Dataset excerpts
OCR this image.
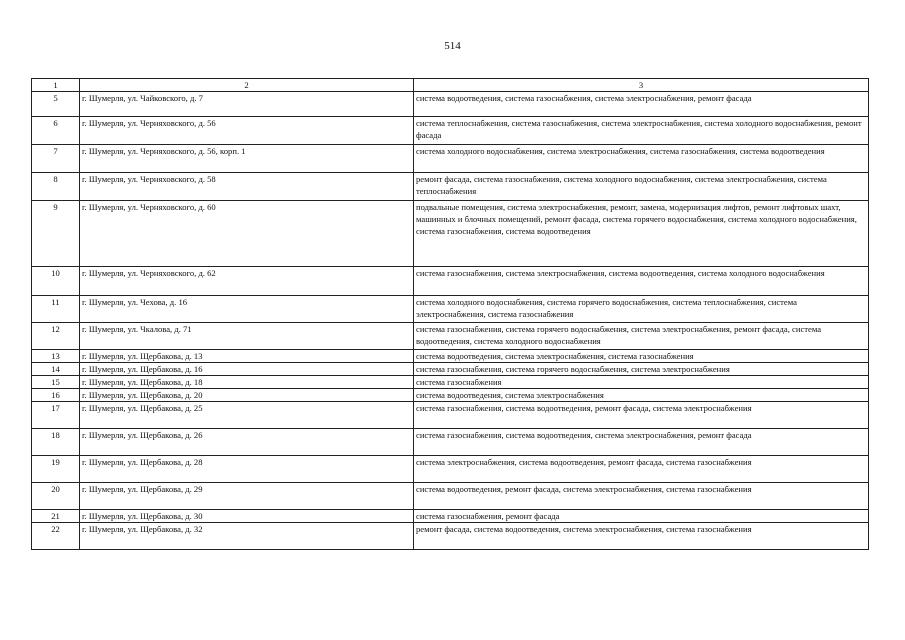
514
1	2	3
5	г. Шумерля, ул. Чайковского, д. 7	система водоотведения, система газоснабжения, система электроснабжения, ремонт фасада
6	г. Шумерля, ул. Черняховского, д. 56	система теплоснабжения, система газоснабжения, система электроснабжения, система холодного водоснабжения, ремонт фасада
7	г. Шумерля, ул. Черняховского, д. 56, корп. 1	система холодного водоснабжения, система электроснабжения, система газоснабжения, система водоотведения
8	г. Шумерля, ул. Черняховского, д. 58	ремонт фасада, система газоснабжения, система холодного водоснабжения, система электроснабжения, система теплоснабжения
9	г. Шумерля, ул. Черняховского, д. 60	подвальные помещения, система электроснабжения, ремонт, замена, модернизация лифтов, ремонт лифтовых шахт, машинных и блочных помещений, ремонт фасада, система горячего водоснабжения, система холодного водоснабжения, система газоснабжения, система водоотведения
10	г. Шумерля, ул. Черняховского, д. 62	система газоснабжения, система электроснабжения, система водоотведения, система холодного водоснабжения
11	г. Шумерля, ул. Чехова, д. 16	система холодного водоснабжения, система горячего водоснабжения, система теплоснабжения, система электроснабжения, система газоснабжения
12	г. Шумерля, ул. Чкалова, д. 71	система газоснабжения, система горячего водоснабжения, система электроснабжения, ремонт фасада, система водоотведения, система холодного водоснабжения
13	г. Шумерля, ул. Щербакова, д. 13	система водоотведения, система электроснабжения, система газоснабжения
14	г. Шумерля, ул. Щербакова, д. 16	система газоснабжения, система горячего водоснабжения, система электроснабжения
15	г. Шумерля, ул. Щербакова, д. 18	система газоснабжения
16	г. Шумерля, ул. Щербакова, д. 20	система водоотведения, система электроснабжения
17	г. Шумерля, ул. Щербакова, д. 25	система газоснабжения, система водоотведения, ремонт фасада, система электроснабжения
18	г. Шумерля, ул. Щербакова, д. 26	система газоснабжения, система водоотведения, система электроснабжения, ремонт фасада
19	г. Шумерля, ул. Щербакова, д. 28	система электроснабжения, система водоотведения, ремонт фасада, система газоснабжения
20	г. Шумерля, ул. Щербакова, д. 29	система водоотведения, ремонт фасада, система электроснабжения, система газоснабжения
21	г. Шумерля, ул. Щербакова, д. 30	система газоснабжения, ремонт фасада
22	г. Шумерля, ул. Щербакова, д. 32	ремонт фасада, система водоотведения, система электроснабжения, система газоснабжения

Your goal
The records above must be printed exactly; the pictures stay out.

Solution
OCR this image.
514
1	2	3
5	г. Шумерля, ул. Чайковского, д. 7	система водоотведения, система газоснабжения, система электроснабжения, ремонт фасада
6	г. Шумерля, ул. Черняховского, д. 56	система теплоснабжения, система газоснабжения, система электроснабжения, система холодного водоснабжения, ремонт фасада
7	г. Шумерля, ул. Черняховского, д. 56, корп. 1	система холодного водоснабжения, система электроснабжения, система газоснабжения, система водоотведения
8	г. Шумерля, ул. Черняховского, д. 58	ремонт фасада, система газоснабжения, система холодного водоснабжения, система электроснабжения, система теплоснабжения
9	г. Шумерля, ул. Черняховского, д. 60	подвальные помещения, система электроснабжения, ремонт, замена, модернизация лифтов, ремонт лифтовых шахт, машинных и блочных помещений, ремонт фасада, система горячего водоснабжения, система холодного водоснабжения, система газоснабжения, система водоотведения
10	г. Шумерля, ул. Черняховского, д. 62	система газоснабжения, система электроснабжения, система водоотведения, система холодного водоснабжения
11	г. Шумерля, ул. Чехова, д. 16	система холодного водоснабжения, система горячего водоснабжения, система теплоснабжения, система электроснабжения, система газоснабжения
12	г. Шумерля, ул. Чкалова, д. 71	система газоснабжения, система горячего водоснабжения, система электроснабжения, ремонт фасада, система водоотведения, система холодного водоснабжения
13	г. Шумерля, ул. Щербакова, д. 13	система водоотведения, система электроснабжения, система газоснабжения
14	г. Шумерля, ул. Щербакова, д. 16	система газоснабжения, система горячего водоснабжения, система электроснабжения
15	г. Шумерля, ул. Щербакова, д. 18	система газоснабжения
16	г. Шумерля, ул. Щербакова, д. 20	система водоотведения, система электроснабжения
17	г. Шумерля, ул. Щербакова, д. 25	система газоснабжения, система водоотведения, ремонт фасада, система электроснабжения
18	г. Шумерля, ул. Щербакова, д. 26	система газоснабжения, система водоотведения, система электроснабжения, ремонт фасада
19	г. Шумерля, ул. Щербакова, д. 28	система электроснабжения, система водоотведения, ремонт фасада, система газоснабжения
20	г. Шумерля, ул. Щербакова, д. 29	система водоотведения, ремонт фасада, система электроснабжения, система газоснабжения
21	г. Шумерля, ул. Щербакова, д. 30	система газоснабжения, ремонт фасада
22	г. Шумерля, ул. Щербакова, д. 32	ремонт фасада, система водоотведения, система электроснабжения, система газоснабжения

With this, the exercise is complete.